WHAT NEEDS TO BE DONE
Repeat every item below word for word, keeping each line unchanged.

MATERIAL SHOWN
-------------------------
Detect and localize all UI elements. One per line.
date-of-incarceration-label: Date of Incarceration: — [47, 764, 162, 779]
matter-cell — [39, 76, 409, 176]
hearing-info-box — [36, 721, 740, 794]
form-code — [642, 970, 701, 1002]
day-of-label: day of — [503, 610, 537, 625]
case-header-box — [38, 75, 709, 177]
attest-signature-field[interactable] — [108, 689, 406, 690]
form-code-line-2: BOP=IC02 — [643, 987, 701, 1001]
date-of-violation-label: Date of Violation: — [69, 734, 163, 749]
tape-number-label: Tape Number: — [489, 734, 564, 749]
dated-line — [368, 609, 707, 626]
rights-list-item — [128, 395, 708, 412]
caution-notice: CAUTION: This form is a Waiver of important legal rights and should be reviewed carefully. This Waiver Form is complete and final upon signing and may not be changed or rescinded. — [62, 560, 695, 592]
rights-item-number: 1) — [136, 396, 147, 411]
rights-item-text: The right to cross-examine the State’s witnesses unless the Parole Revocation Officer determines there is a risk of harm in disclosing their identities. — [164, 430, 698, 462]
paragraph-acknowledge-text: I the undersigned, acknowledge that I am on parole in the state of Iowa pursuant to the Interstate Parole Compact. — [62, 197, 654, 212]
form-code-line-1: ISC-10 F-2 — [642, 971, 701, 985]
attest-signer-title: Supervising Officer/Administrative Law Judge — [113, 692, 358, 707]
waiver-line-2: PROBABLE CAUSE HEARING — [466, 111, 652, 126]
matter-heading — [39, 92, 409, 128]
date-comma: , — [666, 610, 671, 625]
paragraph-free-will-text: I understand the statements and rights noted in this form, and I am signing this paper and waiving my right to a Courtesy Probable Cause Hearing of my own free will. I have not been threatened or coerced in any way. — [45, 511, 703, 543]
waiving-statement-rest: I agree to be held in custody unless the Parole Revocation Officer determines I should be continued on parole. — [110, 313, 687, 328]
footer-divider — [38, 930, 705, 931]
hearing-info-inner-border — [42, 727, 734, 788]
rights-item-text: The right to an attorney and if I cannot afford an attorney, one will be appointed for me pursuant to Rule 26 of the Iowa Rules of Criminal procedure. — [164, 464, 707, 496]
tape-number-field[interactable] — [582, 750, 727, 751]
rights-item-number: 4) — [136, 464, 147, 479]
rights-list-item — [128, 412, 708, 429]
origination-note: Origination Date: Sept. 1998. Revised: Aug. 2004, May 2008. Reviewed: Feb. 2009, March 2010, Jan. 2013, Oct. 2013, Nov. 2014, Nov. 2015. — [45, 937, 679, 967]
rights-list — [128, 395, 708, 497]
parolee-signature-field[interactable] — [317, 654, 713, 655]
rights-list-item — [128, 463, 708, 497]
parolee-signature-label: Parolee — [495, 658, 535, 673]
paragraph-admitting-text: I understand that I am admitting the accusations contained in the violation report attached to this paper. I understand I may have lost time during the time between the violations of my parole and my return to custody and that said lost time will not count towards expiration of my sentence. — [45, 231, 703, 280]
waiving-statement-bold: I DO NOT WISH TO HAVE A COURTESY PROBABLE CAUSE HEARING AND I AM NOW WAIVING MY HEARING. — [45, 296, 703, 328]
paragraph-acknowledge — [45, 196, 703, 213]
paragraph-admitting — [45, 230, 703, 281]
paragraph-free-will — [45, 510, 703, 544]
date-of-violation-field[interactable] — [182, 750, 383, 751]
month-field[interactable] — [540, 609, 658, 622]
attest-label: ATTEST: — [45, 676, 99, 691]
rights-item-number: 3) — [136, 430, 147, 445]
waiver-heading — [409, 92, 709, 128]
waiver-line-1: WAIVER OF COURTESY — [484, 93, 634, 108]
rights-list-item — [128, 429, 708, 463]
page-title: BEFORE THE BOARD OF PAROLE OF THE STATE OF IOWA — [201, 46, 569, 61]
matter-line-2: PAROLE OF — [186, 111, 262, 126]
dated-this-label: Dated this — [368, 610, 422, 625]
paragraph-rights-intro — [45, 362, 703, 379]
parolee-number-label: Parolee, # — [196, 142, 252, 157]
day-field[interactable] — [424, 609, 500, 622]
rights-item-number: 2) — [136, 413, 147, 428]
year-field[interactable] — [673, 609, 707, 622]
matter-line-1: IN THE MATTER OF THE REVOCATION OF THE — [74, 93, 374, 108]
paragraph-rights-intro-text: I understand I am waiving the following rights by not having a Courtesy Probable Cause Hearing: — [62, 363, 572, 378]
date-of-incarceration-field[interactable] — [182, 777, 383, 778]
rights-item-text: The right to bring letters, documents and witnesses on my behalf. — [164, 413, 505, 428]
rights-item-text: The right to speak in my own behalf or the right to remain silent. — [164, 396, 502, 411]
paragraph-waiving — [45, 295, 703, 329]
-------------------------
THE REPLY
Detect and localize all UI elements. One per line.
date-of-incarceration-label: Date of Incarceration: — [47, 764, 162, 779]
matter-cell — [39, 76, 409, 176]
hearing-info-box — [36, 721, 740, 794]
form-code — [642, 970, 701, 1002]
day-of-label: day of — [503, 610, 537, 625]
case-header-box — [38, 75, 709, 177]
attest-signature-field[interactable] — [108, 689, 406, 690]
form-code-line-2: BOP=IC02 — [643, 987, 701, 1001]
date-of-violation-label: Date of Violation: — [69, 734, 163, 749]
tape-number-label: Tape Number: — [489, 734, 564, 749]
dated-line — [368, 609, 707, 626]
rights-list-item — [128, 395, 708, 412]
caution-notice: CAUTION: This form is a Waiver of important legal rights and should be reviewed carefully. This Waiver Form is complete and final upon signing and may not be changed or rescinded. — [62, 560, 695, 592]
rights-item-number: 1) — [136, 396, 147, 411]
rights-item-text: The right to cross-examine the State’s witnesses unless the Parole Revocation Officer determines there is a risk of harm in disclosing their identities. — [164, 430, 698, 462]
paragraph-acknowledge-text: I the undersigned, acknowledge that I am on parole in the state of Iowa pursuant to the Interstate Parole Compact. — [62, 197, 654, 212]
form-code-line-1: ISC-10 F-2 — [642, 971, 701, 985]
attest-signer-title: Supervising Officer/Administrative Law Judge — [113, 692, 358, 707]
waiver-line-2: PROBABLE CAUSE HEARING — [466, 111, 652, 126]
matter-heading — [39, 92, 409, 128]
date-comma: , — [666, 610, 671, 625]
paragraph-free-will-text: I understand the statements and rights noted in this form, and I am signing this paper and waiving my right to a Courtesy Probable Cause Hearing of my own free will. I have not been threatened or coerced in any way. — [45, 511, 703, 543]
waiving-statement-rest: I agree to be held in custody unless the Parole Revocation Officer determines I should be continued on parole. — [110, 313, 687, 328]
footer-divider — [38, 930, 705, 931]
hearing-info-inner-border — [42, 727, 734, 788]
rights-item-text: The right to an attorney and if I cannot afford an attorney, one will be appointed for me pursuant to Rule 26 of the Iowa Rules of Criminal procedure. — [164, 464, 707, 496]
tape-number-field[interactable] — [582, 750, 727, 751]
rights-item-number: 4) — [136, 464, 147, 479]
rights-list-item — [128, 412, 708, 429]
origination-note: Origination Date: Sept. 1998. Revised: Aug. 2004, May 2008. Reviewed: Feb. 2009, March 2010, Jan. 2013, Oct. 2013, Nov. 2014, Nov. 2015. — [45, 937, 679, 967]
rights-list — [128, 395, 708, 497]
parolee-signature-field[interactable] — [317, 654, 713, 655]
rights-list-item — [128, 463, 708, 497]
parolee-signature-label: Parolee — [495, 658, 535, 673]
paragraph-admitting-text: I understand that I am admitting the accusations contained in the violation report attached to this paper. I understand I may have lost time during the time between the violations of my parole and my return to custody and that said lost time will not count towards expiration of my sentence. — [45, 231, 703, 280]
waiving-statement-bold: I DO NOT WISH TO HAVE A COURTESY PROBABLE CAUSE HEARING AND I AM NOW WAIVING MY HEARING. — [45, 296, 703, 328]
paragraph-acknowledge — [45, 196, 703, 213]
paragraph-admitting — [45, 230, 703, 281]
paragraph-free-will — [45, 510, 703, 544]
date-of-violation-field[interactable] — [182, 750, 383, 751]
month-field[interactable] — [540, 609, 658, 622]
attest-label: ATTEST: — [45, 676, 99, 691]
rights-item-number: 3) — [136, 430, 147, 445]
waiver-heading — [409, 92, 709, 128]
waiver-line-1: WAIVER OF COURTESY — [484, 93, 634, 108]
rights-list-item — [128, 429, 708, 463]
page-title: BEFORE THE BOARD OF PAROLE OF THE STATE OF IOWA — [201, 46, 569, 61]
matter-line-2: PAROLE OF — [186, 111, 262, 126]
dated-this-label: Dated this — [368, 610, 422, 625]
paragraph-rights-intro — [45, 362, 703, 379]
parolee-number-label: Parolee, # — [196, 142, 252, 157]
day-field[interactable] — [424, 609, 500, 622]
rights-item-number: 2) — [136, 413, 147, 428]
year-field[interactable] — [673, 609, 707, 622]
matter-line-1: IN THE MATTER OF THE REVOCATION OF THE — [74, 93, 374, 108]
paragraph-rights-intro-text: I understand I am waiving the following rights by not having a Courtesy Probable Cause Hearing: — [62, 363, 572, 378]
date-of-incarceration-field[interactable] — [182, 777, 383, 778]
rights-item-text: The right to bring letters, documents and witnesses on my behalf. — [164, 413, 505, 428]
rights-item-text: The right to speak in my own behalf or the right to remain silent. — [164, 396, 502, 411]
paragraph-waiving — [45, 295, 703, 329]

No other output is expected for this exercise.